■ Exercise details ■
Search the listing below for the string "badge" and show each line that contains it.

------------------------

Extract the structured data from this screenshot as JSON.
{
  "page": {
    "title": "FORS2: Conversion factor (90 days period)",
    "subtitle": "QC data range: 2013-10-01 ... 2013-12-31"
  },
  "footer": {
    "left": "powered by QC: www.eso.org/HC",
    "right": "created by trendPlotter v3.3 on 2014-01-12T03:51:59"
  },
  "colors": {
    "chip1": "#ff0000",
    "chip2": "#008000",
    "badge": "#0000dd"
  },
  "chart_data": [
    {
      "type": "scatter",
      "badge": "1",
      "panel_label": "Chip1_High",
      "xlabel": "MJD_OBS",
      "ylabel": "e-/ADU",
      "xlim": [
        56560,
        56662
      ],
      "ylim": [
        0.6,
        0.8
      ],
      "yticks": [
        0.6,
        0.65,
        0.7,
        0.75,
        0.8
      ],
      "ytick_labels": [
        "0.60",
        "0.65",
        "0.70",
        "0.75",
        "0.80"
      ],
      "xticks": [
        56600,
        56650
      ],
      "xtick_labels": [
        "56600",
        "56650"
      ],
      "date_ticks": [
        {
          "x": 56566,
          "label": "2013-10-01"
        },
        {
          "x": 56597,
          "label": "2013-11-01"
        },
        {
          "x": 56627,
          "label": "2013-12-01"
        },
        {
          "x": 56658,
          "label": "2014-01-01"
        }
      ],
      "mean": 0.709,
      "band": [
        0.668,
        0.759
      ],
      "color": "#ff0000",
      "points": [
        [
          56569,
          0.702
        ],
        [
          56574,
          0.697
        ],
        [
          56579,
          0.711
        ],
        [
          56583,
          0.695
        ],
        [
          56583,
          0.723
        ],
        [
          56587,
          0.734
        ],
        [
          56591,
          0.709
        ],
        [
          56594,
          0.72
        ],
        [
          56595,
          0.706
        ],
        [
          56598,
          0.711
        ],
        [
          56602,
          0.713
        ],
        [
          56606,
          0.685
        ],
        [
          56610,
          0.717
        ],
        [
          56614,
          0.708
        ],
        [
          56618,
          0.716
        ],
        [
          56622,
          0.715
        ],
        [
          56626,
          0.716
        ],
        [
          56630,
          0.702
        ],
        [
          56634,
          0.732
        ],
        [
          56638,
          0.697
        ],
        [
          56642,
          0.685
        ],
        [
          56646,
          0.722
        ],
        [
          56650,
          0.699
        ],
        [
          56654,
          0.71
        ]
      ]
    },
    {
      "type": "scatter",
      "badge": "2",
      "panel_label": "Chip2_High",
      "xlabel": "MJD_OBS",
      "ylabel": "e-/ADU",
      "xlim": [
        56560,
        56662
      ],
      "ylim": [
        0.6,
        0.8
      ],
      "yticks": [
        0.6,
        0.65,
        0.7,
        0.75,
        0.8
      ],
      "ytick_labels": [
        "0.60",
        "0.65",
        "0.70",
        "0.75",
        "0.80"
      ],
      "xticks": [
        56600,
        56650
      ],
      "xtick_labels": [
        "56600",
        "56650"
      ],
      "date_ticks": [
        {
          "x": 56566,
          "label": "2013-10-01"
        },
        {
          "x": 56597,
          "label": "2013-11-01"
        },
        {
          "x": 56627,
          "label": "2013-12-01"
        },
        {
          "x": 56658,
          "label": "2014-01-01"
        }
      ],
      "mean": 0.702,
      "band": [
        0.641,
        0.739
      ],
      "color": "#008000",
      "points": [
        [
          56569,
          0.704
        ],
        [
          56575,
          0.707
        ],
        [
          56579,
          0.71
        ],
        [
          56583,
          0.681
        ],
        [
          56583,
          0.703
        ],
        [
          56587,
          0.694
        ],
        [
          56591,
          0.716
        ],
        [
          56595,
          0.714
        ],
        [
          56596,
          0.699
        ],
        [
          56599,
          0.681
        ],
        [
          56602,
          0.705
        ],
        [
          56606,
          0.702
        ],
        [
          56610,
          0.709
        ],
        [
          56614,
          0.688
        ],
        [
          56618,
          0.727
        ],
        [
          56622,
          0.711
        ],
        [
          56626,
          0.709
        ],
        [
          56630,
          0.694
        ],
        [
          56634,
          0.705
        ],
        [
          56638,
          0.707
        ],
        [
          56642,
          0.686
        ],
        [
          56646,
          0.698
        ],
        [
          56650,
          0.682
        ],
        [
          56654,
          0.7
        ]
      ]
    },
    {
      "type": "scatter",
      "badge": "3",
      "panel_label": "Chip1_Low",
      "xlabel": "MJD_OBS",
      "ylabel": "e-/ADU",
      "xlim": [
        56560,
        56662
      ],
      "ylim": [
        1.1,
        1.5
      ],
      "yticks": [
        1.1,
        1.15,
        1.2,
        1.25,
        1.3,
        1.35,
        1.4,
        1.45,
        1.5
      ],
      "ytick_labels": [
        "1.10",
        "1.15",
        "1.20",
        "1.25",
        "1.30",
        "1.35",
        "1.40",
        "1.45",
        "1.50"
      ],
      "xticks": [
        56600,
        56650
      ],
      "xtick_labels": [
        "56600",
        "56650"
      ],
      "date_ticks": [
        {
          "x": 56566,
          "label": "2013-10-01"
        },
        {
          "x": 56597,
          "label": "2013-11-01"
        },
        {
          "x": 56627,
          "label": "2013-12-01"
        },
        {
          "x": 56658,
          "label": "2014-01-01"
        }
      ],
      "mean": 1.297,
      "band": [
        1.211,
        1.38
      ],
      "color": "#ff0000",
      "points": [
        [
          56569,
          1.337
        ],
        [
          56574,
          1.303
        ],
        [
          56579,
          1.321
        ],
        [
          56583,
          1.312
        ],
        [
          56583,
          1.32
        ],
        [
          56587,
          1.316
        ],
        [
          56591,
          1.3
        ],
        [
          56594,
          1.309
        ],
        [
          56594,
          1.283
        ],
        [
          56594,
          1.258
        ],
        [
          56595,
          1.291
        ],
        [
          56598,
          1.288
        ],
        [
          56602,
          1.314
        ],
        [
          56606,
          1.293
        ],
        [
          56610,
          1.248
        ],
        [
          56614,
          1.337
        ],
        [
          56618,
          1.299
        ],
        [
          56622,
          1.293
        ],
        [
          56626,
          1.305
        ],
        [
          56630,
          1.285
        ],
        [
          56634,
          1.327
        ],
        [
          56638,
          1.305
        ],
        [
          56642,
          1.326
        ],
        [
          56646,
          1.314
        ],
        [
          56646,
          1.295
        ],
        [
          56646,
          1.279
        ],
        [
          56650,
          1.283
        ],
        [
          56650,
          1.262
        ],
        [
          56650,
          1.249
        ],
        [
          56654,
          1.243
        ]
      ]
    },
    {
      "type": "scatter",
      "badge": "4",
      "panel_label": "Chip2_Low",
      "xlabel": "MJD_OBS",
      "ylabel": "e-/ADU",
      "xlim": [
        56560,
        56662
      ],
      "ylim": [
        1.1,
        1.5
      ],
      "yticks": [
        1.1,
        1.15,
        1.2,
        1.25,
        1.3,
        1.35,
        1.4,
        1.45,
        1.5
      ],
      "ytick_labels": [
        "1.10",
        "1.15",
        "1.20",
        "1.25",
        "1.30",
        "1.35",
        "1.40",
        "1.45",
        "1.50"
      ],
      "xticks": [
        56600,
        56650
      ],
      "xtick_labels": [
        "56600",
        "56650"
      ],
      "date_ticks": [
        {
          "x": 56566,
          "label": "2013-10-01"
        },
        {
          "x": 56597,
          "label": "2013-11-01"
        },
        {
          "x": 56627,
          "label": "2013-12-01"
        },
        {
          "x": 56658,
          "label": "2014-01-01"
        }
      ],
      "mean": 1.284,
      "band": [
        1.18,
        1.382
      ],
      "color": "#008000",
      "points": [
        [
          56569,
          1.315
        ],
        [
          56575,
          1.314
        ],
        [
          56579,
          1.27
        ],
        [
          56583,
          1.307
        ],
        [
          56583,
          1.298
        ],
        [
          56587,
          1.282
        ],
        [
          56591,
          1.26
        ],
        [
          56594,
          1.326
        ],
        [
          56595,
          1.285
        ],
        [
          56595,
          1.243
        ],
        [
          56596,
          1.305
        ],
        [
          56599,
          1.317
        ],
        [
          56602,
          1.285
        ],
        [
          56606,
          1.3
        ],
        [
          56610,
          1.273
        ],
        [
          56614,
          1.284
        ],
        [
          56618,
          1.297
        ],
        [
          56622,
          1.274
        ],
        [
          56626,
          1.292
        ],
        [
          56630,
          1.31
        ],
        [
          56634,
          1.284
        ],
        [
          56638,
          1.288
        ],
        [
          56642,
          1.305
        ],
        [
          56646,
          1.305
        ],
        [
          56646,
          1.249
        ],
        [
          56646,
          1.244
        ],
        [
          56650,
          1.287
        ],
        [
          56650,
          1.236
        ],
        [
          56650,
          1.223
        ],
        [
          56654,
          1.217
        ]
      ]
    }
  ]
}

------------------------

■ Solution ■
    "badge": "#0000dd"
      "badge": "1",
      "badge": "2",
      "badge": "3",
      "badge": "4",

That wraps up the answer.